> GIVEN INSTRUCTION
Give every line below again, exactly.

#### DATASET ENTRIES

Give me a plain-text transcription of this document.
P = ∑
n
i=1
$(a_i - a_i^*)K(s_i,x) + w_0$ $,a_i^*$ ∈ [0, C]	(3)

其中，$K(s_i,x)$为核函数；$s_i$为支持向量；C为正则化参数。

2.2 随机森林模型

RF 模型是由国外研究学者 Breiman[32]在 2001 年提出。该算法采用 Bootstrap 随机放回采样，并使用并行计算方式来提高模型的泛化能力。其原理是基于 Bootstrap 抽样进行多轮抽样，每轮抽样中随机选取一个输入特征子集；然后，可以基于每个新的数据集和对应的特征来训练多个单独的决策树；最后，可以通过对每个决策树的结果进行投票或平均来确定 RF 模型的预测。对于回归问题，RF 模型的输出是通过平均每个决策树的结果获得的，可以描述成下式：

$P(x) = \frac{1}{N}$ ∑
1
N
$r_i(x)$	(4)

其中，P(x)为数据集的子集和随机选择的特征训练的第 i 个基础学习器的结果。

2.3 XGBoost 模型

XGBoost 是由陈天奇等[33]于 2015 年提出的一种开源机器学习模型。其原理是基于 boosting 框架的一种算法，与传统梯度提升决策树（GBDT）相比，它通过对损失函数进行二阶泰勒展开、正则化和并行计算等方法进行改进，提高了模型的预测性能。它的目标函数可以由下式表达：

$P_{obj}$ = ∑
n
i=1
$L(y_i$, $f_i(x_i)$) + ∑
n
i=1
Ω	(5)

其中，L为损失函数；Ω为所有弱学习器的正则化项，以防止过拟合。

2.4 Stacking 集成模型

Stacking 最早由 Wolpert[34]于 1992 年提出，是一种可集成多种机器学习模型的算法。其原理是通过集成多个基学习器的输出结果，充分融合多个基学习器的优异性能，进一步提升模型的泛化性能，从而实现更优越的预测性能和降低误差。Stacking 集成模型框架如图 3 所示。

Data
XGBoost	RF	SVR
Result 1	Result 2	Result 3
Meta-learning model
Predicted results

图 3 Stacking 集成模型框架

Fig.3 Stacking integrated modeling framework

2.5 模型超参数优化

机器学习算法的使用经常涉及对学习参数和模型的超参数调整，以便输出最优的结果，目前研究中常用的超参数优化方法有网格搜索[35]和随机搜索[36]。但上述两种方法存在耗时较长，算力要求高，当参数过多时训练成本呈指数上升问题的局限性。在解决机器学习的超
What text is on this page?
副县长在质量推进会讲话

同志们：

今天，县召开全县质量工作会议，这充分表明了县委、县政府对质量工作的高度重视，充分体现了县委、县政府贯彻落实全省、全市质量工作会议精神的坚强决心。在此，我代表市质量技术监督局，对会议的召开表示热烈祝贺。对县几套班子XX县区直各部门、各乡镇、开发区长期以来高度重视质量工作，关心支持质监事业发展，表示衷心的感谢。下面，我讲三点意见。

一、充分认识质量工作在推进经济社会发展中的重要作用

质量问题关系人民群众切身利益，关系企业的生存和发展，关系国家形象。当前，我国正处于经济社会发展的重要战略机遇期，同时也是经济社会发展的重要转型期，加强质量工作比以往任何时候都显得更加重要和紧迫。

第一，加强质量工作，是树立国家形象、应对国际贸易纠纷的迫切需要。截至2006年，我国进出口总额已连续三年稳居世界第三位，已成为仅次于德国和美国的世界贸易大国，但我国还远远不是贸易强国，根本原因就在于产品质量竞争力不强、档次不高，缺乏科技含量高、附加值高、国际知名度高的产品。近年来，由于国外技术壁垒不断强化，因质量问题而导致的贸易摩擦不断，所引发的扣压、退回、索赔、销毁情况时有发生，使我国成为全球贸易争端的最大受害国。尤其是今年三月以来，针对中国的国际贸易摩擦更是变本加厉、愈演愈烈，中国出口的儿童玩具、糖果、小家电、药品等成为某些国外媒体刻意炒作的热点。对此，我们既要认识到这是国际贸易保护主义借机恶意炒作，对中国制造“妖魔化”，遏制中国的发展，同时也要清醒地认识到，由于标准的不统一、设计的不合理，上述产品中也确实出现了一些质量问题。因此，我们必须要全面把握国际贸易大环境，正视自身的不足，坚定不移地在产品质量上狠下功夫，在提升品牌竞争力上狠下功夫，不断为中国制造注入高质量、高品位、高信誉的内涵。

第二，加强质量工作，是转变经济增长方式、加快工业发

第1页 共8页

########

> SOLUTION TO THE PROBLEM
Give me a plain-text transcription of this document.
P = ∑
n
i=1
$(a_i - a_i^*)K(s_i,x) + w_0$ $,a_i^*$ ∈ [0, C]	(3)

其中，$K(s_i,x)$为核函数；$s_i$为支持向量；C为正则化参数。

2.2 随机森林模型

RF 模型是由国外研究学者 Breiman[32]在 2001 年提出。该算法采用 Bootstrap 随机放回采样，并使用并行计算方式来提高模型的泛化能力。其原理是基于 Bootstrap 抽样进行多轮抽样，每轮抽样中随机选取一个输入特征子集；然后，可以基于每个新的数据集和对应的特征来训练多个单独的决策树；最后，可以通过对每个决策树的结果进行投票或平均来确定 RF 模型的预测。对于回归问题，RF 模型的输出是通过平均每个决策树的结果获得的，可以描述成下式：

$P(x) = \frac{1}{N}$ ∑
1
N
$r_i(x)$	(4)

其中，P(x)为数据集的子集和随机选择的特征训练的第 i 个基础学习器的结果。

2.3 XGBoost 模型

XGBoost 是由陈天奇等[33]于 2015 年提出的一种开源机器学习模型。其原理是基于 boosting 框架的一种算法，与传统梯度提升决策树（GBDT）相比，它通过对损失函数进行二阶泰勒展开、正则化和并行计算等方法进行改进，提高了模型的预测性能。它的目标函数可以由下式表达：

$P_{obj}$ = ∑
n
i=1
$L(y_i$, $f_i(x_i)$) + ∑
n
i=1
Ω	(5)

其中，L为损失函数；Ω为所有弱学习器的正则化项，以防止过拟合。

2.4 Stacking 集成模型

Stacking 最早由 Wolpert[34]于 1992 年提出，是一种可集成多种机器学习模型的算法。其原理是通过集成多个基学习器的输出结果，充分融合多个基学习器的优异性能，进一步提升模型的泛化性能，从而实现更优越的预测性能和降低误差。Stacking 集成模型框架如图 3 所示。

Data
XGBoost	RF	SVR
Result 1	Result 2	Result 3
Meta-learning model
Predicted results

图 3 Stacking 集成模型框架

Fig.3 Stacking integrated modeling framework

2.5 模型超参数优化

机器学习算法的使用经常涉及对学习参数和模型的超参数调整，以便输出最优的结果，目前研究中常用的超参数优化方法有网格搜索[35]和随机搜索[36]。但上述两种方法存在耗时较长，算力要求高，当参数过多时训练成本呈指数上升问题的局限性。在解决机器学习的超
What text is on this page?
副县长在质量推进会讲话

同志们：

今天，县召开全县质量工作会议，这充分表明了县委、县政府对质量工作的高度重视，充分体现了县委、县政府贯彻落实全省、全市质量工作会议精神的坚强决心。在此，我代表市质量技术监督局，对会议的召开表示热烈祝贺。对县几套班子XX县区直各部门、各乡镇、开发区长期以来高度重视质量工作，关心支持质监事业发展，表示衷心的感谢。下面，我讲三点意见。

一、充分认识质量工作在推进经济社会发展中的重要作用

质量问题关系人民群众切身利益，关系企业的生存和发展，关系国家形象。当前，我国正处于经济社会发展的重要战略机遇期，同时也是经济社会发展的重要转型期，加强质量工作比以往任何时候都显得更加重要和紧迫。

第一，加强质量工作，是树立国家形象、应对国际贸易纠纷的迫切需要。截至2006年，我国进出口总额已连续三年稳居世界第三位，已成为仅次于德国和美国的世界贸易大国，但我国还远远不是贸易强国，根本原因就在于产品质量竞争力不强、档次不高，缺乏科技含量高、附加值高、国际知名度高的产品。近年来，由于国外技术壁垒不断强化，因质量问题而导致的贸易摩擦不断，所引发的扣压、退回、索赔、销毁情况时有发生，使我国成为全球贸易争端的最大受害国。尤其是今年三月以来，针对中国的国际贸易摩擦更是变本加厉、愈演愈烈，中国出口的儿童玩具、糖果、小家电、药品等成为某些国外媒体刻意炒作的热点。对此，我们既要认识到这是国际贸易保护主义借机恶意炒作，对中国制造“妖魔化”，遏制中国的发展，同时也要清醒地认识到，由于标准的不统一、设计的不合理，上述产品中也确实出现了一些质量问题。因此，我们必须要全面把握国际贸易大环境，正视自身的不足，坚定不移地在产品质量上狠下功夫，在提升品牌竞争力上狠下功夫，不断为中国制造注入高质量、高品位、高信誉的内涵。

第二，加强质量工作，是转变经济增长方式、加快工业发

第1页 共8页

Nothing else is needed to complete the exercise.